- **GIVEN DATA**:
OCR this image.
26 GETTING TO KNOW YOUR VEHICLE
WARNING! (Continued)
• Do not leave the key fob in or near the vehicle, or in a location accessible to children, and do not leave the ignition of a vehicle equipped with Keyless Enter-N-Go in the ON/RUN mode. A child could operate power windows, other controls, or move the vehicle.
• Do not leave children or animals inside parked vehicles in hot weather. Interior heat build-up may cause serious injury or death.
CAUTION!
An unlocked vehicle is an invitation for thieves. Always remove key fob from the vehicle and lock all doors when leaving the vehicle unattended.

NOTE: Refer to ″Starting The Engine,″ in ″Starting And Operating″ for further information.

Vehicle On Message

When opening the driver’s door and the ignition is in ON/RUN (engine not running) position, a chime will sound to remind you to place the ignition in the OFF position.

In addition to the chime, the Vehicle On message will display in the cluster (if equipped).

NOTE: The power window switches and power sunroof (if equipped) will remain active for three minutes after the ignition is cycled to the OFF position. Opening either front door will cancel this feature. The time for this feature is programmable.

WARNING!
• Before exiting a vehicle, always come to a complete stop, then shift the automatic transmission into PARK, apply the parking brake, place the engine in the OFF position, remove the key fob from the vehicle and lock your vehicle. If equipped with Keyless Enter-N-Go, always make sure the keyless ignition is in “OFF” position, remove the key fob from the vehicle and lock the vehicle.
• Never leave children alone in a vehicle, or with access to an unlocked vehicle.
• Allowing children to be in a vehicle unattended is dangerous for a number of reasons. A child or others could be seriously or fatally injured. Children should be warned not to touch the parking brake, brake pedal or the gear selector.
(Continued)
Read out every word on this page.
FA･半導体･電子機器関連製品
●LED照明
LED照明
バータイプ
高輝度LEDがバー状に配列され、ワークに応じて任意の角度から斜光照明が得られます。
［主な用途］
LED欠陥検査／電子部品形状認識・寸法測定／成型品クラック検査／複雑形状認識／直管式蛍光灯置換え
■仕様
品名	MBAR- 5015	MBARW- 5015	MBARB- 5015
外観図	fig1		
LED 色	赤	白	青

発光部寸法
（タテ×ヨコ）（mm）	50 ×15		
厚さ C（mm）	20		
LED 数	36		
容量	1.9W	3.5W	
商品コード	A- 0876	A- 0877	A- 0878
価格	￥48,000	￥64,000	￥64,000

- **SET EXERCISE**:
Copy every line of the listing that includes the string "chime".

- **RESULT OF THIS TASK**:
When opening the driver’s door and the ignition is in ON/RUN (engine not running) position, a chime will sound to remind you to place the ignition in the OFF position.
In addition to the chime, the Vehicle On message will display in the cluster (if equipped).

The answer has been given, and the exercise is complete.